-- Working data --
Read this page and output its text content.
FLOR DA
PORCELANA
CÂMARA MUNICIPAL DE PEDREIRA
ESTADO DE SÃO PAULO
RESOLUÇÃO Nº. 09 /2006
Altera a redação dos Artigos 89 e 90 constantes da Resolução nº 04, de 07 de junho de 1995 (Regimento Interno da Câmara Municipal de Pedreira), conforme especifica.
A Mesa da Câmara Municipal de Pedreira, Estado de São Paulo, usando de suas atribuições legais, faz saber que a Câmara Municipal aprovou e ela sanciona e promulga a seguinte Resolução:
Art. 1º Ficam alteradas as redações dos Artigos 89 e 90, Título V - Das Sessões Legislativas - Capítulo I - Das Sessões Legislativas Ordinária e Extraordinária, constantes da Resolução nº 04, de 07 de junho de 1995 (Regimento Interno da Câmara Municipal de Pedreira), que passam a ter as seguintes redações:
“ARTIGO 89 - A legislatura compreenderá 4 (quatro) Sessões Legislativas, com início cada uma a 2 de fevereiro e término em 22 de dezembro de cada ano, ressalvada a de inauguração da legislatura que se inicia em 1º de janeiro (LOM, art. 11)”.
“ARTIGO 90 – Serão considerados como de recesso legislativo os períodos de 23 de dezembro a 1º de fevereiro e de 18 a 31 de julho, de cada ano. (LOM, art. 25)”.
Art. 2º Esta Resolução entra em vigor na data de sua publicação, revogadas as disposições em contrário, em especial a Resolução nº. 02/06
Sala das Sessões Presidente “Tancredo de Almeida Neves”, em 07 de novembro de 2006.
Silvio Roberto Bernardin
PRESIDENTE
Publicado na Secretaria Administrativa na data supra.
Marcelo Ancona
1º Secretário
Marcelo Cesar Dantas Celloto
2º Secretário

-- Problem description --
Check every line of the material for the string "Artigos" and give the number of lines that have it, without anything else.

-- Task result --
2